[Task goal] All the data should come back exactly as it was given.
┌─ Data entries
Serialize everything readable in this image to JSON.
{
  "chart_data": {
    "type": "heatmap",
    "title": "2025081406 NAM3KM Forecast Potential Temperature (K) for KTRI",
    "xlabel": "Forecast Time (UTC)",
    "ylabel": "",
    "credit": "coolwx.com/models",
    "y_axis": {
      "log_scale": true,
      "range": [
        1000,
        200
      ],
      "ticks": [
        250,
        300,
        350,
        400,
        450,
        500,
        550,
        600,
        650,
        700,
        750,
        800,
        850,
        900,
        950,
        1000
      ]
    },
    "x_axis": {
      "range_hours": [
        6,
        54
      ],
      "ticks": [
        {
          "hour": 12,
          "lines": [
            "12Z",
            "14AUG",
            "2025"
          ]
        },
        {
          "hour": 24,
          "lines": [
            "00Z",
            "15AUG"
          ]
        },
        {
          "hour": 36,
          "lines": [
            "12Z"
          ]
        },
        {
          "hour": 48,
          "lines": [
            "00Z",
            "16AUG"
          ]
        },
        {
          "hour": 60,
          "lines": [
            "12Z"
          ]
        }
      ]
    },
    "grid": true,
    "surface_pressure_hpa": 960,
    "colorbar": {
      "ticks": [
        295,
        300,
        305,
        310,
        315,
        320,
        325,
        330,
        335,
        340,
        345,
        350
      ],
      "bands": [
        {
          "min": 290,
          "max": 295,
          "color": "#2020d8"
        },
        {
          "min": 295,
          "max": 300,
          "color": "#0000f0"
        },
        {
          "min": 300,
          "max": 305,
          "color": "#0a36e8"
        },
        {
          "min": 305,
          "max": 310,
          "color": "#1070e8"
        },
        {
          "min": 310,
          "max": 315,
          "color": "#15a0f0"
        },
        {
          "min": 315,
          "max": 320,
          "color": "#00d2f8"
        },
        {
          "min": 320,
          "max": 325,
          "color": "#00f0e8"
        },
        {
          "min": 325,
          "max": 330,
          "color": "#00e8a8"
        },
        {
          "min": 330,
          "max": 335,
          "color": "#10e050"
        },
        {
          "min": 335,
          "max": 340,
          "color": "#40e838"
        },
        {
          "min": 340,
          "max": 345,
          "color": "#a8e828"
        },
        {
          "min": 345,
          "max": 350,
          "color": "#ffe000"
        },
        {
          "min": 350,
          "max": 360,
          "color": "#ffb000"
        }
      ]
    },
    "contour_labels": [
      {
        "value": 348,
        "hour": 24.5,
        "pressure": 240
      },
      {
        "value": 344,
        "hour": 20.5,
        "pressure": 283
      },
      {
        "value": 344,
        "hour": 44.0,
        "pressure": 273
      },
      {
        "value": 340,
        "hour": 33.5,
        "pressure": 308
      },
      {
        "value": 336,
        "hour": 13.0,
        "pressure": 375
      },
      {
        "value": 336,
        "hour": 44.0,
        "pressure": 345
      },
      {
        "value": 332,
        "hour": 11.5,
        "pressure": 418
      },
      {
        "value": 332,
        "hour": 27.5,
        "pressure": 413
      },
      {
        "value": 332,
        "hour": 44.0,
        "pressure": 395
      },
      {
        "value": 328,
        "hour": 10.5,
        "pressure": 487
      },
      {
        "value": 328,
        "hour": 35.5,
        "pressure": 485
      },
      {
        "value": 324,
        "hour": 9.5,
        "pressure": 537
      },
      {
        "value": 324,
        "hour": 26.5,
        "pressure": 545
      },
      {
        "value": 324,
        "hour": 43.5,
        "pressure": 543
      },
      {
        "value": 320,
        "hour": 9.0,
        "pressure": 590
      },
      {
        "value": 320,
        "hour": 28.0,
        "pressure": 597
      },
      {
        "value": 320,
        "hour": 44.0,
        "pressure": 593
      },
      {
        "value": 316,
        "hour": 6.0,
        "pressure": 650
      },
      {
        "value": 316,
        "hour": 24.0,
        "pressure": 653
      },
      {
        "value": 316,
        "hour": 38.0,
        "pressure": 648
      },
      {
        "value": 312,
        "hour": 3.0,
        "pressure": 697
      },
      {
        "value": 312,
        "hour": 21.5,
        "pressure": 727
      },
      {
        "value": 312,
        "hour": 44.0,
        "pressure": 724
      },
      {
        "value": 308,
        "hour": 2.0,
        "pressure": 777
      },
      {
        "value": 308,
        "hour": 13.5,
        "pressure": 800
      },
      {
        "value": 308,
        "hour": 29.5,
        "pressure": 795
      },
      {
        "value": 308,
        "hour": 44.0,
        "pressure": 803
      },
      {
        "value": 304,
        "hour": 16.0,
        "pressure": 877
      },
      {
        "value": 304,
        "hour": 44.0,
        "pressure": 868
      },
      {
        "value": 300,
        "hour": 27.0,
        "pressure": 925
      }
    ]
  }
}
└─
[Response below]
Serialize everything readable in this image to JSON.
{
  "chart_data": {
    "type": "heatmap",
    "title": "2025081406 NAM3KM Forecast Potential Temperature (K) for KTRI",
    "xlabel": "Forecast Time (UTC)",
    "ylabel": "",
    "credit": "coolwx.com/models",
    "y_axis": {
      "log_scale": true,
      "range": [
        1000,
        200
      ],
      "ticks": [
        250,
        300,
        350,
        400,
        450,
        500,
        550,
        600,
        650,
        700,
        750,
        800,
        850,
        900,
        950,
        1000
      ]
    },
    "x_axis": {
      "range_hours": [
        6,
        54
      ],
      "ticks": [
        {
          "hour": 12,
          "lines": [
            "12Z",
            "14AUG",
            "2025"
          ]
        },
        {
          "hour": 24,
          "lines": [
            "00Z",
            "15AUG"
          ]
        },
        {
          "hour": 36,
          "lines": [
            "12Z"
          ]
        },
        {
          "hour": 48,
          "lines": [
            "00Z",
            "16AUG"
          ]
        },
        {
          "hour": 60,
          "lines": [
            "12Z"
          ]
        }
      ]
    },
    "grid": true,
    "surface_pressure_hpa": 960,
    "colorbar": {
      "ticks": [
        295,
        300,
        305,
        310,
        315,
        320,
        325,
        330,
        335,
        340,
        345,
        350
      ],
      "bands": [
        {
          "min": 290,
          "max": 295,
          "color": "#2020d8"
        },
        {
          "min": 295,
          "max": 300,
          "color": "#0000f0"
        },
        {
          "min": 300,
          "max": 305,
          "color": "#0a36e8"
        },
        {
          "min": 305,
          "max": 310,
          "color": "#1070e8"
        },
        {
          "min": 310,
          "max": 315,
          "color": "#15a0f0"
        },
        {
          "min": 315,
          "max": 320,
          "color": "#00d2f8"
        },
        {
          "min": 320,
          "max": 325,
          "color": "#00f0e8"
        },
        {
          "min": 325,
          "max": 330,
          "color": "#00e8a8"
        },
        {
          "min": 330,
          "max": 335,
          "color": "#10e050"
        },
        {
          "min": 335,
          "max": 340,
          "color": "#40e838"
        },
        {
          "min": 340,
          "max": 345,
          "color": "#a8e828"
        },
        {
          "min": 345,
          "max": 350,
          "color": "#ffe000"
        },
        {
          "min": 350,
          "max": 360,
          "color": "#ffb000"
        }
      ]
    },
    "contour_labels": [
      {
        "value": 348,
        "hour": 24.5,
        "pressure": 240
      },
      {
        "value": 344,
        "hour": 20.5,
        "pressure": 283
      },
      {
        "value": 344,
        "hour": 44.0,
        "pressure": 273
      },
      {
        "value": 340,
        "hour": 33.5,
        "pressure": 308
      },
      {
        "value": 336,
        "hour": 13.0,
        "pressure": 375
      },
      {
        "value": 336,
        "hour": 44.0,
        "pressure": 345
      },
      {
        "value": 332,
        "hour": 11.5,
        "pressure": 418
      },
      {
        "value": 332,
        "hour": 27.5,
        "pressure": 413
      },
      {
        "value": 332,
        "hour": 44.0,
        "pressure": 395
      },
      {
        "value": 328,
        "hour": 10.5,
        "pressure": 487
      },
      {
        "value": 328,
        "hour": 35.5,
        "pressure": 485
      },
      {
        "value": 324,
        "hour": 9.5,
        "pressure": 537
      },
      {
        "value": 324,
        "hour": 26.5,
        "pressure": 545
      },
      {
        "value": 324,
        "hour": 43.5,
        "pressure": 543
      },
      {
        "value": 320,
        "hour": 9.0,
        "pressure": 590
      },
      {
        "value": 320,
        "hour": 28.0,
        "pressure": 597
      },
      {
        "value": 320,
        "hour": 44.0,
        "pressure": 593
      },
      {
        "value": 316,
        "hour": 6.0,
        "pressure": 650
      },
      {
        "value": 316,
        "hour": 24.0,
        "pressure": 653
      },
      {
        "value": 316,
        "hour": 38.0,
        "pressure": 648
      },
      {
        "value": 312,
        "hour": 3.0,
        "pressure": 697
      },
      {
        "value": 312,
        "hour": 21.5,
        "pressure": 727
      },
      {
        "value": 312,
        "hour": 44.0,
        "pressure": 724
      },
      {
        "value": 308,
        "hour": 2.0,
        "pressure": 777
      },
      {
        "value": 308,
        "hour": 13.5,
        "pressure": 800
      },
      {
        "value": 308,
        "hour": 29.5,
        "pressure": 795
      },
      {
        "value": 308,
        "hour": 44.0,
        "pressure": 803
      },
      {
        "value": 304,
        "hour": 16.0,
        "pressure": 877
      },
      {
        "value": 304,
        "hour": 44.0,
        "pressure": 868
      },
      {
        "value": 300,
        "hour": 27.0,
        "pressure": 925
      }
    ]
  }
}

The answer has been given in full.